[Saved entries]
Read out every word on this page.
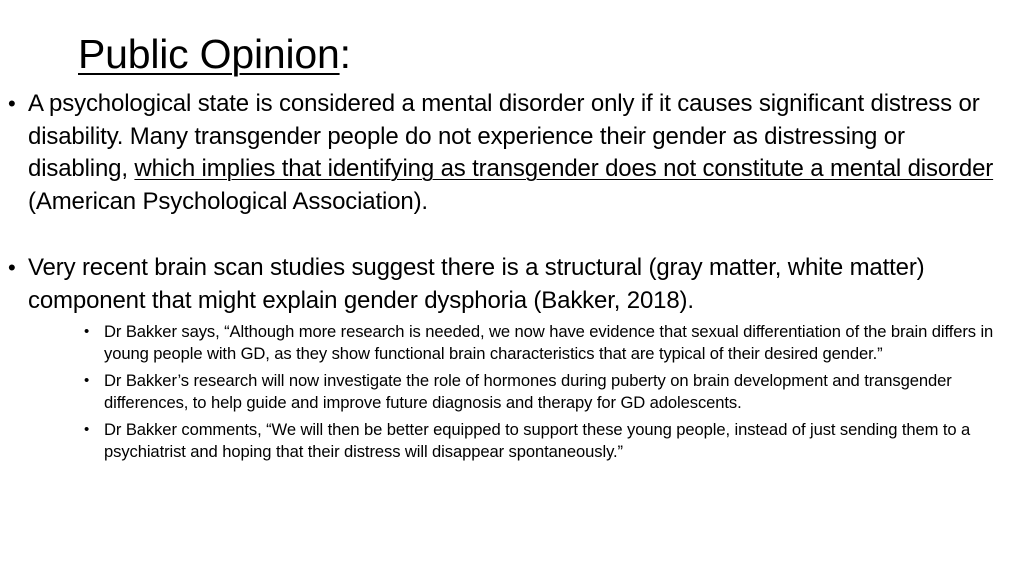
Public Opinion:
• A psychological state is considered a mental disorder only if it causes significant distress or disability. Many transgender people do not experience their gender as distressing or disabling, which implies that identifying as transgender does not constitute a mental disorder (American Psychological Association).
• Very recent brain scan studies suggest there is a structural (gray matter, white matter) component that might explain gender dysphoria (Bakker, 2018).
• Dr Bakker says, “Although more research is needed, we now have evidence that sexual differentiation of the brain differs in young people with GD, as they show functional brain characteristics that are typical of their desired gender.”
• Dr Bakker’s research will now investigate the role of hormones during puberty on brain development and transgender differences, to help guide and improve future diagnosis and therapy for GD adolescents.
• Dr Bakker comments, “We will then be better equipped to support these young people, instead of just sending them to a psychiatrist and hoping that their distress will disappear spontaneously.”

[YOUR TASK] Ignore the images and quote every line of the listing exactly.

[RESPONSE TO THE EXERCISE]
Read out every word on this page.
Public Opinion:
• A psychological state is considered a mental disorder only if it causes significant distress or disability. Many transgender people do not experience their gender as distressing or disabling, which implies that identifying as transgender does not constitute a mental disorder (American Psychological Association).
• Very recent brain scan studies suggest there is a structural (gray matter, white matter) component that might explain gender dysphoria (Bakker, 2018).
• Dr Bakker says, “Although more research is needed, we now have evidence that sexual differentiation of the brain differs in young people with GD, as they show functional brain characteristics that are typical of their desired gender.”
• Dr Bakker’s research will now investigate the role of hormones during puberty on brain development and transgender differences, to help guide and improve future diagnosis and therapy for GD adolescents.
• Dr Bakker comments, “We will then be better equipped to support these young people, instead of just sending them to a psychiatrist and hoping that their distress will disappear spontaneously.”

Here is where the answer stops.